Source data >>

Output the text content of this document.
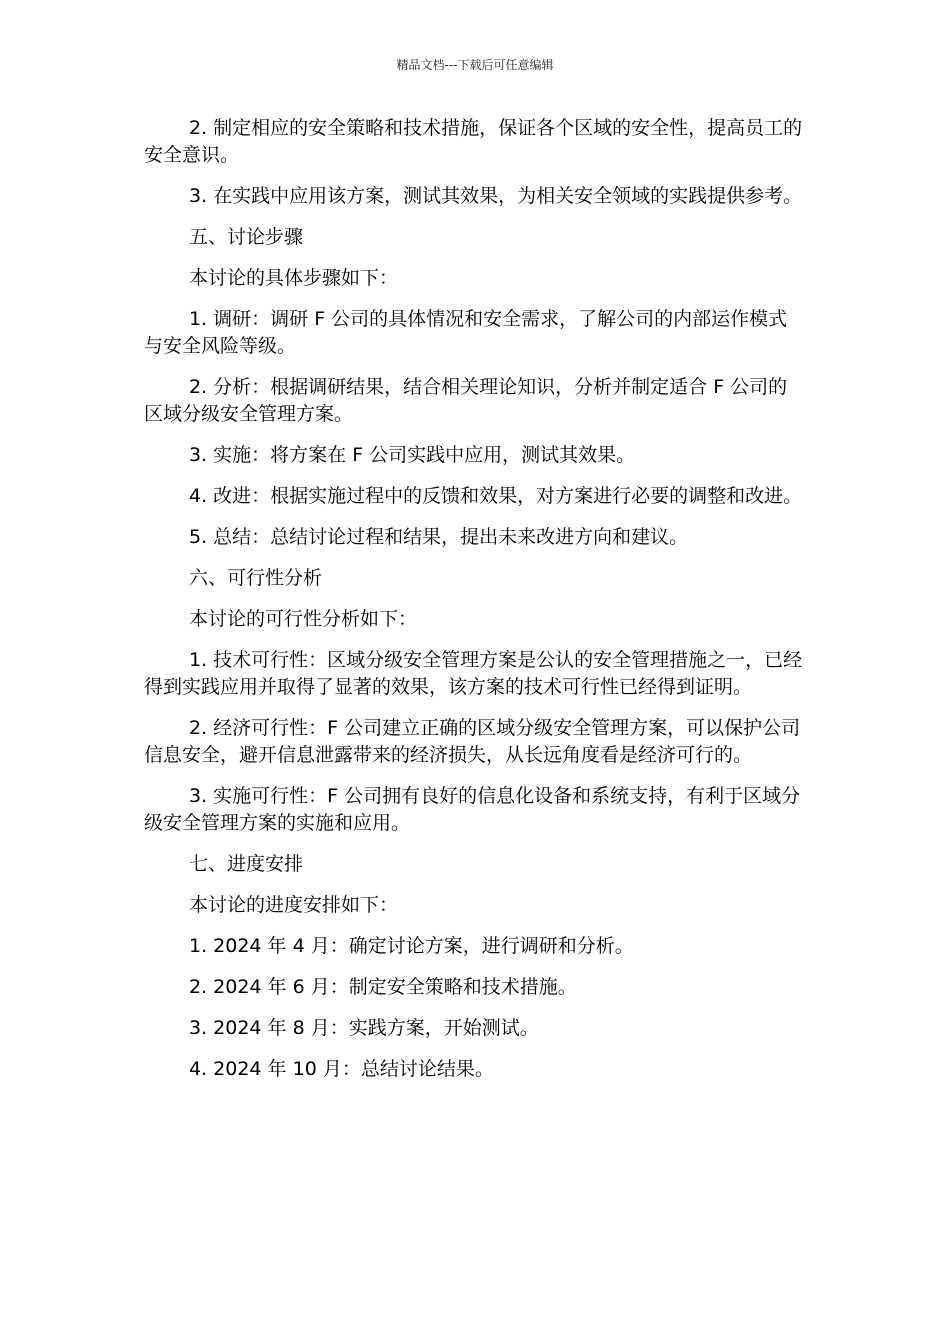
精品文档---下载后可任意编辑

2. 制定相应的安全策略和技术措施，保证各个区域的安全性，提高员工的安全意识。

3. 在实践中应用该方案，测试其效果，为相关安全领域的实践提供参考。

五、讨论步骤

本讨论的具体步骤如下：

1. 调研：调研 F 公司的具体情况和安全需求，了解公司的内部运作模式与安全风险等级。

2. 分析：根据调研结果，结合相关理论知识，分析并制定适合 F 公司的区域分级安全管理方案。

3. 实施：将方案在 F 公司实践中应用，测试其效果。

4. 改进：根据实施过程中的反馈和效果，对方案进行必要的调整和改进。

5. 总结：总结讨论过程和结果，提出未来改进方向和建议。

六、可行性分析

本讨论的可行性分析如下：

1. 技术可行性：区域分级安全管理方案是公认的安全管理措施之一，已经得到实践应用并取得了显著的效果，该方案的技术可行性已经得到证明。

2. 经济可行性：F 公司建立正确的区域分级安全管理方案，可以保护公司信息安全，避开信息泄露带来的经济损失，从长远角度看是经济可行的。

3. 实施可行性：F 公司拥有良好的信息化设备和系统支持，有利于区域分级安全管理方案的实施和应用。

七、进度安排

本讨论的进度安排如下：

1. 2024 年 4 月：确定讨论方案，进行调研和分析。

2. 2024 年 6 月：制定安全策略和技术措施。

3. 2024 年 8 月：实践方案，开始测试。

4. 2024 年 10 月：总结讨论结果。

REQUEST >> Drop the images and quote the entries word for word.

COMPLETE ANSWER >>
Output the text content of this document.
精品文档---下载后可任意编辑

2. 制定相应的安全策略和技术措施，保证各个区域的安全性，提高员工的安全意识。

3. 在实践中应用该方案，测试其效果，为相关安全领域的实践提供参考。

五、讨论步骤

本讨论的具体步骤如下：

1. 调研：调研 F 公司的具体情况和安全需求，了解公司的内部运作模式与安全风险等级。

2. 分析：根据调研结果，结合相关理论知识，分析并制定适合 F 公司的区域分级安全管理方案。

3. 实施：将方案在 F 公司实践中应用，测试其效果。

4. 改进：根据实施过程中的反馈和效果，对方案进行必要的调整和改进。

5. 总结：总结讨论过程和结果，提出未来改进方向和建议。

六、可行性分析

本讨论的可行性分析如下：

1. 技术可行性：区域分级安全管理方案是公认的安全管理措施之一，已经得到实践应用并取得了显著的效果，该方案的技术可行性已经得到证明。

2. 经济可行性：F 公司建立正确的区域分级安全管理方案，可以保护公司信息安全，避开信息泄露带来的经济损失，从长远角度看是经济可行的。

3. 实施可行性：F 公司拥有良好的信息化设备和系统支持，有利于区域分级安全管理方案的实施和应用。

七、进度安排

本讨论的进度安排如下：

1. 2024 年 4 月：确定讨论方案，进行调研和分析。

2. 2024 年 6 月：制定安全策略和技术措施。

3. 2024 年 8 月：实践方案，开始测试。

4. 2024 年 10 月：总结讨论结果。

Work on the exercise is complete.